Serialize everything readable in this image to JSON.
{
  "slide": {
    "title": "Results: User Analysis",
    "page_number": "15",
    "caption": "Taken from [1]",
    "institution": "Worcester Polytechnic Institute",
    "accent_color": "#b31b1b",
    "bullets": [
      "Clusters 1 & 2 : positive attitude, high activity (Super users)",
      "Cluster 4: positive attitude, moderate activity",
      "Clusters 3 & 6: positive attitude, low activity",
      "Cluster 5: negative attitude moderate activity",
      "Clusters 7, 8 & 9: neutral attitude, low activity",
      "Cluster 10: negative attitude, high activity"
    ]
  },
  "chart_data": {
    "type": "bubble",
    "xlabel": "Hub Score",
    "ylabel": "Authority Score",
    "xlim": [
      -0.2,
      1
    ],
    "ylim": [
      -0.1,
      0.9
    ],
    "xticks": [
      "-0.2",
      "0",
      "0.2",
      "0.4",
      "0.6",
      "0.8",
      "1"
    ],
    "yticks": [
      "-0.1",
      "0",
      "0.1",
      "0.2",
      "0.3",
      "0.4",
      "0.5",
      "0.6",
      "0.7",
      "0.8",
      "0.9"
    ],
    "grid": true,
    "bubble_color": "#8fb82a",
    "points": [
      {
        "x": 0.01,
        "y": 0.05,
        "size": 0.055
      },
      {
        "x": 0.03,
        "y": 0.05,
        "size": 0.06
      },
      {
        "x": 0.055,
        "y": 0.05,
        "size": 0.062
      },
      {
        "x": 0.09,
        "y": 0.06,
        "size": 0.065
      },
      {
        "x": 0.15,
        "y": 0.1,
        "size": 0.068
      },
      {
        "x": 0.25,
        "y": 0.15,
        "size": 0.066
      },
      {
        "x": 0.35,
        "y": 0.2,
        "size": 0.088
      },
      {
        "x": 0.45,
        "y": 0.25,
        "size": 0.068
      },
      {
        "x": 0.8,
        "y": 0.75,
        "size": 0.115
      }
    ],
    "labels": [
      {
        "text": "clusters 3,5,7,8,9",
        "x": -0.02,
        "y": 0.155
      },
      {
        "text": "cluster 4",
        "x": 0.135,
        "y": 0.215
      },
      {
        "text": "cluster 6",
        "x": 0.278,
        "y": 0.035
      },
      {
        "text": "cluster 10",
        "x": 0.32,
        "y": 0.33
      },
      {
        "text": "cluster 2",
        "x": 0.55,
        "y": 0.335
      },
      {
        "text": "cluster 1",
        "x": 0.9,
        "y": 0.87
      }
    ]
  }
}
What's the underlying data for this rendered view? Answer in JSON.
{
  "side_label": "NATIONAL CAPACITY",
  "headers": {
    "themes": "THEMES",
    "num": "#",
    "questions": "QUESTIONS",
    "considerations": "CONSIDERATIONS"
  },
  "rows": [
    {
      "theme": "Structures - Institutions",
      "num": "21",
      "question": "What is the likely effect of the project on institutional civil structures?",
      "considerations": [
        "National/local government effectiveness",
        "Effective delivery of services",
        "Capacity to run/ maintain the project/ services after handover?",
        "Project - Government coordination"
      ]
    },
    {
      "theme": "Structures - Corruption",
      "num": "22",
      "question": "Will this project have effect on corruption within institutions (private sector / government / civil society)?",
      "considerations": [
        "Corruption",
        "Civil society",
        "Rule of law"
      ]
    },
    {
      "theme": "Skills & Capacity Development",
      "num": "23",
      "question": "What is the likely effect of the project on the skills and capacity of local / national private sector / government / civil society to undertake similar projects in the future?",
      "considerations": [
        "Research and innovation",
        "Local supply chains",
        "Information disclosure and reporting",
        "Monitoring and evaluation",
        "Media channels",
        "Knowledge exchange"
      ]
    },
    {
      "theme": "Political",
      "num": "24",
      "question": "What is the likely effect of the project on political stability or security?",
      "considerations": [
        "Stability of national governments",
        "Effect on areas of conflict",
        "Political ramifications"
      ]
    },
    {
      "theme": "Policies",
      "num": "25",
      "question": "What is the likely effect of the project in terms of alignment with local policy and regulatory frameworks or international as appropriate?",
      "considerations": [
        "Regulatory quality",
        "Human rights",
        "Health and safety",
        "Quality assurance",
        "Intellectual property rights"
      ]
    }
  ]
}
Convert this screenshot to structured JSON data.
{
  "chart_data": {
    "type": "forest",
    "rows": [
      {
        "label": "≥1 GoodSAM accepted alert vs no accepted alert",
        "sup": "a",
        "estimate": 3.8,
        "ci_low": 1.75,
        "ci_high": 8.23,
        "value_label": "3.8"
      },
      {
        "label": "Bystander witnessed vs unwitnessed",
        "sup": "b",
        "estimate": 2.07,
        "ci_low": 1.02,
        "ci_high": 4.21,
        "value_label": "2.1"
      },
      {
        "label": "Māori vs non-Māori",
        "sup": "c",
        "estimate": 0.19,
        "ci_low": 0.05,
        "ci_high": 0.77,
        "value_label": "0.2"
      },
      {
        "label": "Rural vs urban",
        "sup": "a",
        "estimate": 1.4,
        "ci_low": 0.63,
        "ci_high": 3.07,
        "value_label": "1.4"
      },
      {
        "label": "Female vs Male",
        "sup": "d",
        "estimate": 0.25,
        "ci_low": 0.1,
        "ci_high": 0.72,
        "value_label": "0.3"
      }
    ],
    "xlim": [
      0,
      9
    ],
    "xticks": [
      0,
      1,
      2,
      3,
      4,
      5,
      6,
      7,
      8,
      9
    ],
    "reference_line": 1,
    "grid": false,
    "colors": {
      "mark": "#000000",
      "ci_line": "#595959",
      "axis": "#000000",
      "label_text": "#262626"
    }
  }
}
---------------
● **Exercise**: Above are some records; repeat all of them exactly.

● **Result of this exercise**:
Serialize everything readable in this image to JSON.
{
  "slide": {
    "title": "Results: User Analysis",
    "page_number": "15",
    "caption": "Taken from [1]",
    "institution": "Worcester Polytechnic Institute",
    "accent_color": "#b31b1b",
    "bullets": [
      "Clusters 1 & 2 : positive attitude, high activity (Super users)",
      "Cluster 4: positive attitude, moderate activity",
      "Clusters 3 & 6: positive attitude, low activity",
      "Cluster 5: negative attitude moderate activity",
      "Clusters 7, 8 & 9: neutral attitude, low activity",
      "Cluster 10: negative attitude, high activity"
    ]
  },
  "chart_data": {
    "type": "bubble",
    "xlabel": "Hub Score",
    "ylabel": "Authority Score",
    "xlim": [
      -0.2,
      1
    ],
    "ylim": [
      -0.1,
      0.9
    ],
    "xticks": [
      "-0.2",
      "0",
      "0.2",
      "0.4",
      "0.6",
      "0.8",
      "1"
    ],
    "yticks": [
      "-0.1",
      "0",
      "0.1",
      "0.2",
      "0.3",
      "0.4",
      "0.5",
      "0.6",
      "0.7",
      "0.8",
      "0.9"
    ],
    "grid": true,
    "bubble_color": "#8fb82a",
    "points": [
      {
        "x": 0.01,
        "y": 0.05,
        "size": 0.055
      },
      {
        "x": 0.03,
        "y": 0.05,
        "size": 0.06
      },
      {
        "x": 0.055,
        "y": 0.05,
        "size": 0.062
      },
      {
        "x": 0.09,
        "y": 0.06,
        "size": 0.065
      },
      {
        "x": 0.15,
        "y": 0.1,
        "size": 0.068
      },
      {
        "x": 0.25,
        "y": 0.15,
        "size": 0.066
      },
      {
        "x": 0.35,
        "y": 0.2,
        "size": 0.088
      },
      {
        "x": 0.45,
        "y": 0.25,
        "size": 0.068
      },
      {
        "x": 0.8,
        "y": 0.75,
        "size": 0.115
      }
    ],
    "labels": [
      {
        "text": "clusters 3,5,7,8,9",
        "x": -0.02,
        "y": 0.155
      },
      {
        "text": "cluster 4",
        "x": 0.135,
        "y": 0.215
      },
      {
        "text": "cluster 6",
        "x": 0.278,
        "y": 0.035
      },
      {
        "text": "cluster 10",
        "x": 0.32,
        "y": 0.33
      },
      {
        "text": "cluster 2",
        "x": 0.55,
        "y": 0.335
      },
      {
        "text": "cluster 1",
        "x": 0.9,
        "y": 0.87
      }
    ]
  }
}
What's the underlying data for this rendered view? Answer in JSON.
{
  "side_label": "NATIONAL CAPACITY",
  "headers": {
    "themes": "THEMES",
    "num": "#",
    "questions": "QUESTIONS",
    "considerations": "CONSIDERATIONS"
  },
  "rows": [
    {
      "theme": "Structures - Institutions",
      "num": "21",
      "question": "What is the likely effect of the project on institutional civil structures?",
      "considerations": [
        "National/local government effectiveness",
        "Effective delivery of services",
        "Capacity to run/ maintain the project/ services after handover?",
        "Project - Government coordination"
      ]
    },
    {
      "theme": "Structures - Corruption",
      "num": "22",
      "question": "Will this project have effect on corruption within institutions (private sector / government / civil society)?",
      "considerations": [
        "Corruption",
        "Civil society",
        "Rule of law"
      ]
    },
    {
      "theme": "Skills & Capacity Development",
      "num": "23",
      "question": "What is the likely effect of the project on the skills and capacity of local / national private sector / government / civil society to undertake similar projects in the future?",
      "considerations": [
        "Research and innovation",
        "Local supply chains",
        "Information disclosure and reporting",
        "Monitoring and evaluation",
        "Media channels",
        "Knowledge exchange"
      ]
    },
    {
      "theme": "Political",
      "num": "24",
      "question": "What is the likely effect of the project on political stability or security?",
      "considerations": [
        "Stability of national governments",
        "Effect on areas of conflict",
        "Political ramifications"
      ]
    },
    {
      "theme": "Policies",
      "num": "25",
      "question": "What is the likely effect of the project in terms of alignment with local policy and regulatory frameworks or international as appropriate?",
      "considerations": [
        "Regulatory quality",
        "Human rights",
        "Health and safety",
        "Quality assurance",
        "Intellectual property rights"
      ]
    }
  ]
}
Convert this screenshot to structured JSON data.
{
  "chart_data": {
    "type": "forest",
    "rows": [
      {
        "label": "≥1 GoodSAM accepted alert vs no accepted alert",
        "sup": "a",
        "estimate": 3.8,
        "ci_low": 1.75,
        "ci_high": 8.23,
        "value_label": "3.8"
      },
      {
        "label": "Bystander witnessed vs unwitnessed",
        "sup": "b",
        "estimate": 2.07,
        "ci_low": 1.02,
        "ci_high": 4.21,
        "value_label": "2.1"
      },
      {
        "label": "Māori vs non-Māori",
        "sup": "c",
        "estimate": 0.19,
        "ci_low": 0.05,
        "ci_high": 0.77,
        "value_label": "0.2"
      },
      {
        "label": "Rural vs urban",
        "sup": "a",
        "estimate": 1.4,
        "ci_low": 0.63,
        "ci_high": 3.07,
        "value_label": "1.4"
      },
      {
        "label": "Female vs Male",
        "sup": "d",
        "estimate": 0.25,
        "ci_low": 0.1,
        "ci_high": 0.72,
        "value_label": "0.3"
      }
    ],
    "xlim": [
      0,
      9
    ],
    "xticks": [
      0,
      1,
      2,
      3,
      4,
      5,
      6,
      7,
      8,
      9
    ],
    "reference_line": 1,
    "grid": false,
    "colors": {
      "mark": "#000000",
      "ci_line": "#595959",
      "axis": "#000000",
      "label_text": "#262626"
    }
  }
}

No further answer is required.